EXERCISE DETAILS: When a picture appears among the records, leave it out, and copy all else exactly.

★ ★ ★

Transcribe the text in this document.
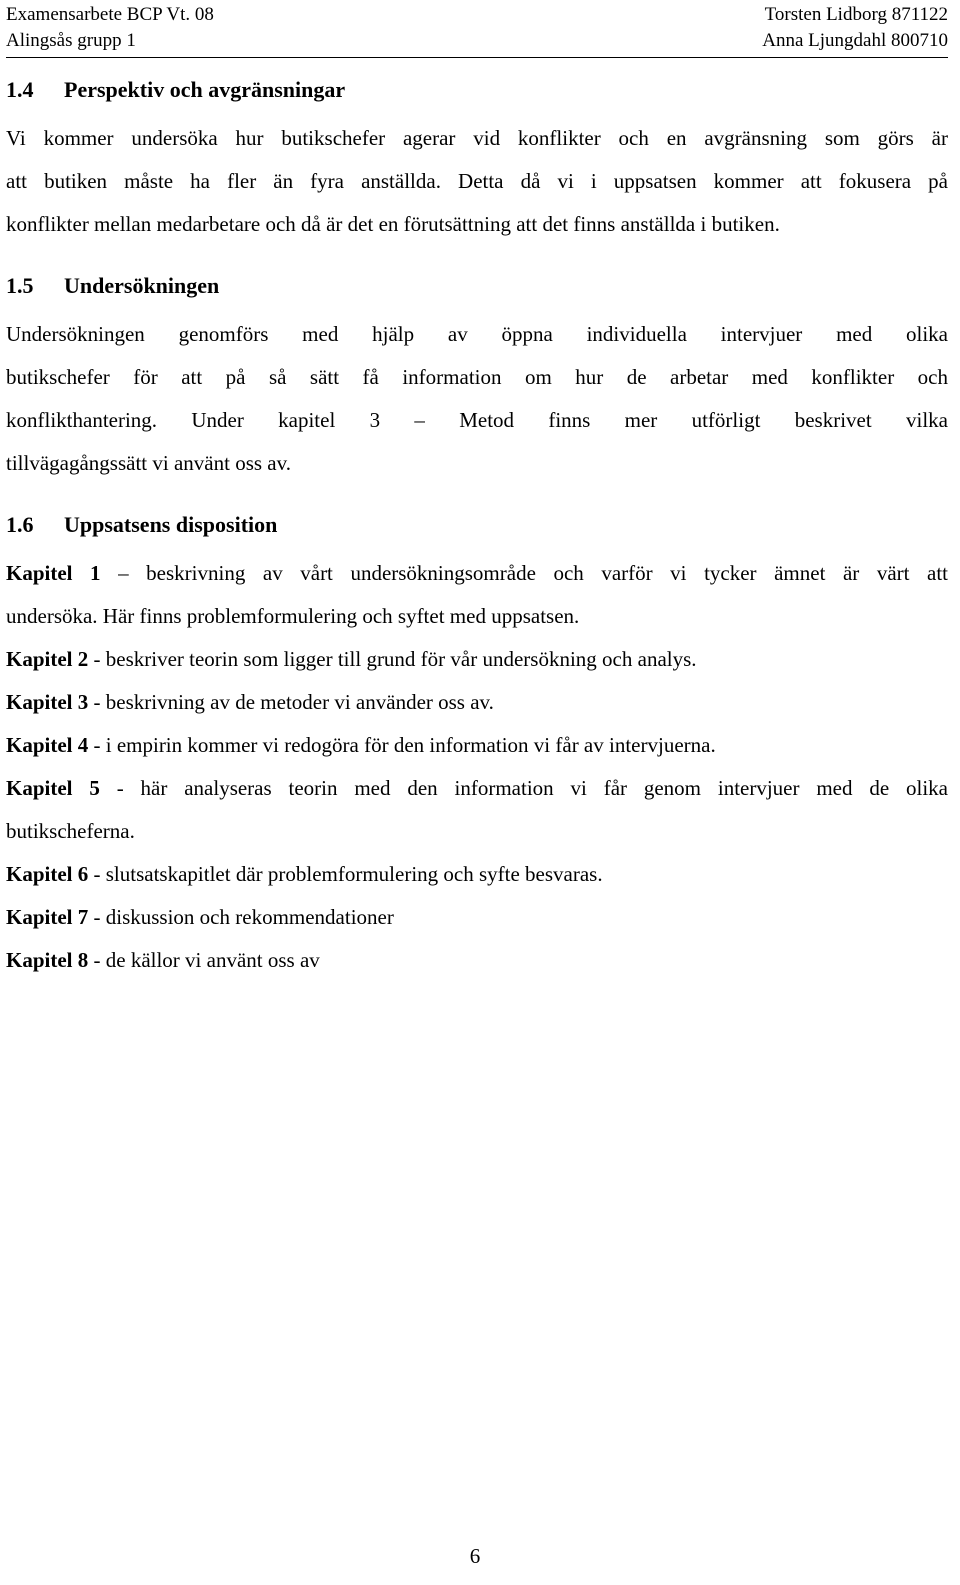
Examensarbete BCP Vt. 08	Torsten Lidborg 871122
Alingsås grupp 1	Anna Ljungdahl 800710
1.4 Perspektiv och avgränsningar

Vi kommer undersöka hur butikschefer agerar vid konflikter och en avgränsning som görs är

att butiken måste ha fler än fyra anställda. Detta då vi i uppsatsen kommer att fokusera på

konflikter mellan medarbetare och då är det en förutsättning att det finns anställda i butiken.

1.5 Undersökningen

Undersökningen genomförs med hjälp av öppna individuella intervjuer med olika

butikschefer för att på så sätt få information om hur de arbetar med konflikter och

konflikthantering. Under kapitel 3 – Metod finns mer utförligt beskrivet vilka

tillvägagångssätt vi använt oss av.

1.6 Uppsatsens disposition

Kapitel 1 – beskrivning av vårt undersökningsområde och varför vi tycker ämnet är värt att

undersöka. Här finns problemformulering och syftet med uppsatsen.

Kapitel 2 - beskriver teorin som ligger till grund för vår undersökning och analys.

Kapitel 3 - beskrivning av de metoder vi använder oss av.

Kapitel 4 - i empirin kommer vi redogöra för den information vi får av intervjuerna.

Kapitel 5 - här analyseras teorin med den information vi får genom intervjuer med de olika

butikscheferna.

Kapitel 6 - slutsatskapitlet där problemformulering och syfte besvaras.

Kapitel 7 - diskussion och rekommendationer

Kapitel 8 - de källor vi använt oss av

6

★ ★ ★

RESULT OF THE EXERCISE:
Transcribe the text in this document.
Examensarbete BCP Vt. 08	Torsten Lidborg 871122
Alingsås grupp 1	Anna Ljungdahl 800710
1.4 Perspektiv och avgränsningar

Vi kommer undersöka hur butikschefer agerar vid konflikter och en avgränsning som görs är

att butiken måste ha fler än fyra anställda. Detta då vi i uppsatsen kommer att fokusera på

konflikter mellan medarbetare och då är det en förutsättning att det finns anställda i butiken.

1.5 Undersökningen

Undersökningen genomförs med hjälp av öppna individuella intervjuer med olika

butikschefer för att på så sätt få information om hur de arbetar med konflikter och

konflikthantering. Under kapitel 3 – Metod finns mer utförligt beskrivet vilka

tillvägagångssätt vi använt oss av.

1.6 Uppsatsens disposition

Kapitel 1 – beskrivning av vårt undersökningsområde och varför vi tycker ämnet är värt att

undersöka. Här finns problemformulering och syftet med uppsatsen.

Kapitel 2 - beskriver teorin som ligger till grund för vår undersökning och analys.

Kapitel 3 - beskrivning av de metoder vi använder oss av.

Kapitel 4 - i empirin kommer vi redogöra för den information vi får av intervjuerna.

Kapitel 5 - här analyseras teorin med den information vi får genom intervjuer med de olika

butikscheferna.

Kapitel 6 - slutsatskapitlet där problemformulering och syfte besvaras.

Kapitel 7 - diskussion och rekommendationer

Kapitel 8 - de källor vi använt oss av

6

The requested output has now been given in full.